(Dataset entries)
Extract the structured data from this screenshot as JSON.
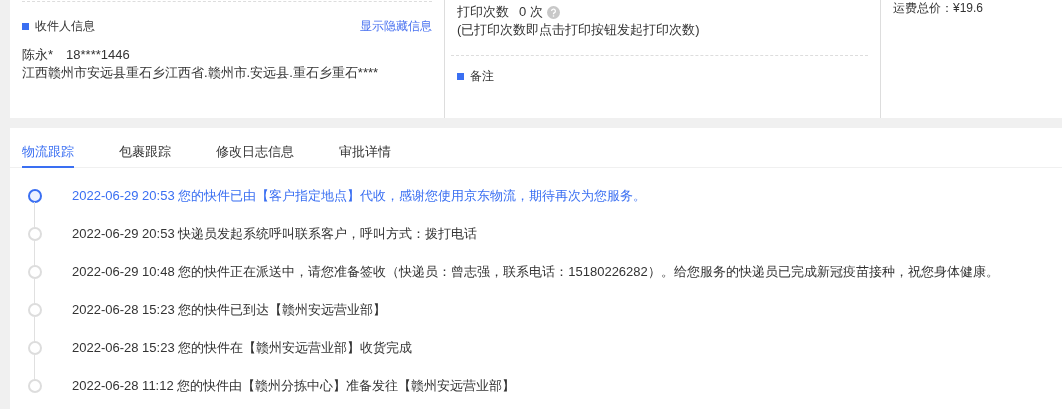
{
  "recipient": {
    "title": "收件人信息",
    "toggle_link": "显示隐藏信息",
    "name_phone": "陈永*　18****1446",
    "address": "江西赣州市安远县重石乡江西省.赣州市.安远县.重石乡重石****"
  },
  "print": {
    "label": "打印次数",
    "count": "0 次",
    "note": "(已打印次数即点击打印按钮发起打印次数)"
  },
  "remarks": {
    "title": "备注"
  },
  "freight": {
    "text": "运费总价：¥19.6"
  },
  "tabs": [
    {
      "label": "物流跟踪",
      "selected": true
    },
    {
      "label": "包裹跟踪",
      "selected": false
    },
    {
      "label": "修改日志信息",
      "selected": false
    },
    {
      "label": "审批详情",
      "selected": false
    }
  ],
  "timeline": [
    {
      "text": "2022-06-29 20:53 您的快件已由【客户指定地点】代收，感谢您使用京东物流，期待再次为您服务。",
      "active": true
    },
    {
      "text": "2022-06-29 20:53 快递员发起系统呼叫联系客户，呼叫方式：拨打电话",
      "active": false
    },
    {
      "text": "2022-06-29 10:48 您的快件正在派送中，请您准备签收（快递员：曾志强，联系电话：15180226282）。给您服务的快递员已完成新冠疫苗接种，祝您身体健康。",
      "active": false
    },
    {
      "text": "2022-06-28 15:23 您的快件已到达【赣州安远营业部】",
      "active": false
    },
    {
      "text": "2022-06-28 15:23 您的快件在【赣州安远营业部】收货完成",
      "active": false
    },
    {
      "text": "2022-06-28 11:12 您的快件由【赣州分拣中心】准备发往【赣州安远营业部】",
      "active": false
    }
  ]
}
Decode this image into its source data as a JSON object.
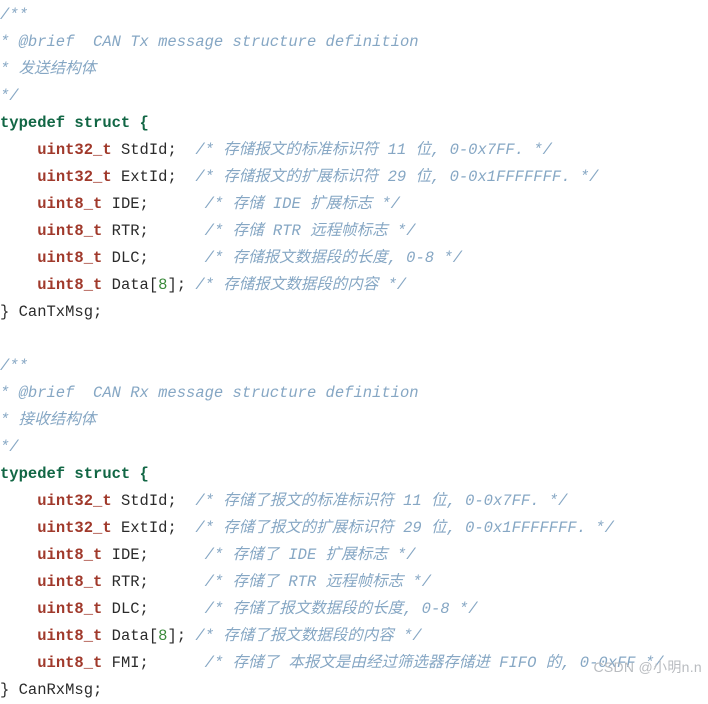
{
  "editor": {
    "language": "C",
    "background_color": "#ffffff",
    "colors": {
      "comment": "#86a7c4",
      "keyword": "#116644",
      "type": "#a0392b",
      "plain": "#2b2b2b",
      "number": "#3a8a3a",
      "watermark": "#b9bcc0"
    }
  },
  "watermark": {
    "text": "CSDN @小明n.n"
  },
  "code": {
    "lines": [
      {
        "id": "line-1",
        "tokens": [
          {
            "kind": "comment",
            "text": "/**"
          }
        ]
      },
      {
        "id": "line-2",
        "tokens": [
          {
            "kind": "comment",
            "text": "* @brief  CAN Tx message structure definition"
          }
        ]
      },
      {
        "id": "line-3",
        "tokens": [
          {
            "kind": "comment",
            "text": "* 发送结构体"
          }
        ]
      },
      {
        "id": "line-4",
        "tokens": [
          {
            "kind": "comment",
            "text": "*/"
          }
        ]
      },
      {
        "id": "line-5",
        "tokens": [
          {
            "kind": "keyword",
            "text": "typedef struct {"
          }
        ]
      },
      {
        "id": "line-6",
        "tokens": [
          {
            "kind": "plain",
            "text": "    "
          },
          {
            "kind": "type",
            "text": "uint32_t"
          },
          {
            "kind": "plain",
            "text": " StdId;  "
          },
          {
            "kind": "comment",
            "text": "/* 存储报文的标准标识符 11 位, 0-0x7FF. */"
          }
        ]
      },
      {
        "id": "line-7",
        "tokens": [
          {
            "kind": "plain",
            "text": "    "
          },
          {
            "kind": "type",
            "text": "uint32_t"
          },
          {
            "kind": "plain",
            "text": " ExtId;  "
          },
          {
            "kind": "comment",
            "text": "/* 存储报文的扩展标识符 29 位, 0-0x1FFFFFFF. */"
          }
        ]
      },
      {
        "id": "line-8",
        "tokens": [
          {
            "kind": "plain",
            "text": "    "
          },
          {
            "kind": "type",
            "text": "uint8_t"
          },
          {
            "kind": "plain",
            "text": " IDE;      "
          },
          {
            "kind": "comment",
            "text": "/* 存储 IDE 扩展标志 */"
          }
        ]
      },
      {
        "id": "line-9",
        "tokens": [
          {
            "kind": "plain",
            "text": "    "
          },
          {
            "kind": "type",
            "text": "uint8_t"
          },
          {
            "kind": "plain",
            "text": " RTR;      "
          },
          {
            "kind": "comment",
            "text": "/* 存储 RTR 远程帧标志 */"
          }
        ]
      },
      {
        "id": "line-10",
        "tokens": [
          {
            "kind": "plain",
            "text": "    "
          },
          {
            "kind": "type",
            "text": "uint8_t"
          },
          {
            "kind": "plain",
            "text": " DLC;      "
          },
          {
            "kind": "comment",
            "text": "/* 存储报文数据段的长度, 0-8 */"
          }
        ]
      },
      {
        "id": "line-11",
        "tokens": [
          {
            "kind": "plain",
            "text": "    "
          },
          {
            "kind": "type",
            "text": "uint8_t"
          },
          {
            "kind": "plain",
            "text": " Data["
          },
          {
            "kind": "number",
            "text": "8"
          },
          {
            "kind": "plain",
            "text": "]; "
          },
          {
            "kind": "comment",
            "text": "/* 存储报文数据段的内容 */"
          }
        ]
      },
      {
        "id": "line-12",
        "tokens": [
          {
            "kind": "plain",
            "text": "} CanTxMsg;"
          }
        ]
      },
      {
        "id": "line-13",
        "tokens": []
      },
      {
        "id": "line-14",
        "tokens": [
          {
            "kind": "comment",
            "text": "/**"
          }
        ]
      },
      {
        "id": "line-15",
        "tokens": [
          {
            "kind": "comment",
            "text": "* @brief  CAN Rx message structure definition"
          }
        ]
      },
      {
        "id": "line-16",
        "tokens": [
          {
            "kind": "comment",
            "text": "* 接收结构体"
          }
        ]
      },
      {
        "id": "line-17",
        "tokens": [
          {
            "kind": "comment",
            "text": "*/"
          }
        ]
      },
      {
        "id": "line-18",
        "tokens": [
          {
            "kind": "keyword",
            "text": "typedef struct {"
          }
        ]
      },
      {
        "id": "line-19",
        "tokens": [
          {
            "kind": "plain",
            "text": "    "
          },
          {
            "kind": "type",
            "text": "uint32_t"
          },
          {
            "kind": "plain",
            "text": " StdId;  "
          },
          {
            "kind": "comment",
            "text": "/* 存储了报文的标准标识符 11 位, 0-0x7FF. */"
          }
        ]
      },
      {
        "id": "line-20",
        "tokens": [
          {
            "kind": "plain",
            "text": "    "
          },
          {
            "kind": "type",
            "text": "uint32_t"
          },
          {
            "kind": "plain",
            "text": " ExtId;  "
          },
          {
            "kind": "comment",
            "text": "/* 存储了报文的扩展标识符 29 位, 0-0x1FFFFFFF. */"
          }
        ]
      },
      {
        "id": "line-21",
        "tokens": [
          {
            "kind": "plain",
            "text": "    "
          },
          {
            "kind": "type",
            "text": "uint8_t"
          },
          {
            "kind": "plain",
            "text": " IDE;      "
          },
          {
            "kind": "comment",
            "text": "/* 存储了 IDE 扩展标志 */"
          }
        ]
      },
      {
        "id": "line-22",
        "tokens": [
          {
            "kind": "plain",
            "text": "    "
          },
          {
            "kind": "type",
            "text": "uint8_t"
          },
          {
            "kind": "plain",
            "text": " RTR;      "
          },
          {
            "kind": "comment",
            "text": "/* 存储了 RTR 远程帧标志 */"
          }
        ]
      },
      {
        "id": "line-23",
        "tokens": [
          {
            "kind": "plain",
            "text": "    "
          },
          {
            "kind": "type",
            "text": "uint8_t"
          },
          {
            "kind": "plain",
            "text": " DLC;      "
          },
          {
            "kind": "comment",
            "text": "/* 存储了报文数据段的长度, 0-8 */"
          }
        ]
      },
      {
        "id": "line-24",
        "tokens": [
          {
            "kind": "plain",
            "text": "    "
          },
          {
            "kind": "type",
            "text": "uint8_t"
          },
          {
            "kind": "plain",
            "text": " Data["
          },
          {
            "kind": "number",
            "text": "8"
          },
          {
            "kind": "plain",
            "text": "]; "
          },
          {
            "kind": "comment",
            "text": "/* 存储了报文数据段的内容 */"
          }
        ]
      },
      {
        "id": "line-25",
        "tokens": [
          {
            "kind": "plain",
            "text": "    "
          },
          {
            "kind": "type",
            "text": "uint8_t"
          },
          {
            "kind": "plain",
            "text": " FMI;      "
          },
          {
            "kind": "comment",
            "text": "/* 存储了 本报文是由经过筛选器存储进 FIFO 的, 0-0xFF */"
          }
        ]
      },
      {
        "id": "line-26",
        "tokens": [
          {
            "kind": "plain",
            "text": "} CanRxMsg;"
          }
        ]
      }
    ]
  }
}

▶ [Problem]: Pick out each line in the material containing "label".

▶ [Worked answer]:
    "label": "打印次数",
      "label": "物流跟踪",
      "label": "包裹跟踪",
      "label": "修改日志信息",
      "label": "审批详情",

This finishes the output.